## YOUR GOAL
Please write out the material below exactly as given.

## AVAILABLE RECORDS
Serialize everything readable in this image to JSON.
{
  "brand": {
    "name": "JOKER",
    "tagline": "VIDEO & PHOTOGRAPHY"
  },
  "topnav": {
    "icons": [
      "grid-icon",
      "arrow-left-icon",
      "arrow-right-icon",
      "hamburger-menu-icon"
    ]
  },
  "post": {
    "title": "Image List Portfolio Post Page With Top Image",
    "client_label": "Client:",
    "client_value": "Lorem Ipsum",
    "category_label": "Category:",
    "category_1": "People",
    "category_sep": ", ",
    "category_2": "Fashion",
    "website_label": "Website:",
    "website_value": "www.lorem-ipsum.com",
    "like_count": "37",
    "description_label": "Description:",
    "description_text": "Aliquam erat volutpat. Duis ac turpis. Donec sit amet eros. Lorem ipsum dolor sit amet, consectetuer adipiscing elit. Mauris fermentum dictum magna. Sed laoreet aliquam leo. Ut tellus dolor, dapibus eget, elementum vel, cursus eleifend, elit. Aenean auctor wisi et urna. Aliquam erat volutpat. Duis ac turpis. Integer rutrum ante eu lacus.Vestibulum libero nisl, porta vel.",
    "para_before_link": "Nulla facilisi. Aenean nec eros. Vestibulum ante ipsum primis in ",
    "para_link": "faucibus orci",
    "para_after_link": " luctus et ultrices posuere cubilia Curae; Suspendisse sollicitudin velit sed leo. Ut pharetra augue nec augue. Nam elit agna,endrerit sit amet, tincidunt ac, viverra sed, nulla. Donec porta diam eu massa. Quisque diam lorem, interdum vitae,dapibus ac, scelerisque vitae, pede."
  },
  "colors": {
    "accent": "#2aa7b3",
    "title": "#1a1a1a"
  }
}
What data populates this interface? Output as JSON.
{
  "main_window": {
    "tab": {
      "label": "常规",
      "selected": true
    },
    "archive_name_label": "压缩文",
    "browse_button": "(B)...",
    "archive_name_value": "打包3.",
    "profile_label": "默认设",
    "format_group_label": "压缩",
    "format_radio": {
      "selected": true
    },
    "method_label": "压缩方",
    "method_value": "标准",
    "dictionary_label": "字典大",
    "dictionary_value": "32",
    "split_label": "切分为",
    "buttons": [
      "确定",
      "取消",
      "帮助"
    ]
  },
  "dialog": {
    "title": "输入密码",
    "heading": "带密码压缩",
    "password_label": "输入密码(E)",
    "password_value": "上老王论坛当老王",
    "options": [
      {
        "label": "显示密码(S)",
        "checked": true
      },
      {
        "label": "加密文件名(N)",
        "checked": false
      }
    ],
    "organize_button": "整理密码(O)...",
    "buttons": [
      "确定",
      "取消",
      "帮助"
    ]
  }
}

## TASK OUTPUT
Serialize everything readable in this image to JSON.
{
  "brand": {
    "name": "JOKER",
    "tagline": "VIDEO & PHOTOGRAPHY"
  },
  "topnav": {
    "icons": [
      "grid-icon",
      "arrow-left-icon",
      "arrow-right-icon",
      "hamburger-menu-icon"
    ]
  },
  "post": {
    "title": "Image List Portfolio Post Page With Top Image",
    "client_label": "Client:",
    "client_value": "Lorem Ipsum",
    "category_label": "Category:",
    "category_1": "People",
    "category_sep": ", ",
    "category_2": "Fashion",
    "website_label": "Website:",
    "website_value": "www.lorem-ipsum.com",
    "like_count": "37",
    "description_label": "Description:",
    "description_text": "Aliquam erat volutpat. Duis ac turpis. Donec sit amet eros. Lorem ipsum dolor sit amet, consectetuer adipiscing elit. Mauris fermentum dictum magna. Sed laoreet aliquam leo. Ut tellus dolor, dapibus eget, elementum vel, cursus eleifend, elit. Aenean auctor wisi et urna. Aliquam erat volutpat. Duis ac turpis. Integer rutrum ante eu lacus.Vestibulum libero nisl, porta vel.",
    "para_before_link": "Nulla facilisi. Aenean nec eros. Vestibulum ante ipsum primis in ",
    "para_link": "faucibus orci",
    "para_after_link": " luctus et ultrices posuere cubilia Curae; Suspendisse sollicitudin velit sed leo. Ut pharetra augue nec augue. Nam elit agna,endrerit sit amet, tincidunt ac, viverra sed, nulla. Donec porta diam eu massa. Quisque diam lorem, interdum vitae,dapibus ac, scelerisque vitae, pede."
  },
  "colors": {
    "accent": "#2aa7b3",
    "title": "#1a1a1a"
  }
}
What data populates this interface? Output as JSON.
{
  "main_window": {
    "tab": {
      "label": "常规",
      "selected": true
    },
    "archive_name_label": "压缩文",
    "browse_button": "(B)...",
    "archive_name_value": "打包3.",
    "profile_label": "默认设",
    "format_group_label": "压缩",
    "format_radio": {
      "selected": true
    },
    "method_label": "压缩方",
    "method_value": "标准",
    "dictionary_label": "字典大",
    "dictionary_value": "32",
    "split_label": "切分为",
    "buttons": [
      "确定",
      "取消",
      "帮助"
    ]
  },
  "dialog": {
    "title": "输入密码",
    "heading": "带密码压缩",
    "password_label": "输入密码(E)",
    "password_value": "上老王论坛当老王",
    "options": [
      {
        "label": "显示密码(S)",
        "checked": true
      },
      {
        "label": "加密文件名(N)",
        "checked": false
      }
    ],
    "organize_button": "整理密码(O)...",
    "buttons": [
      "确定",
      "取消",
      "帮助"
    ]
  }
}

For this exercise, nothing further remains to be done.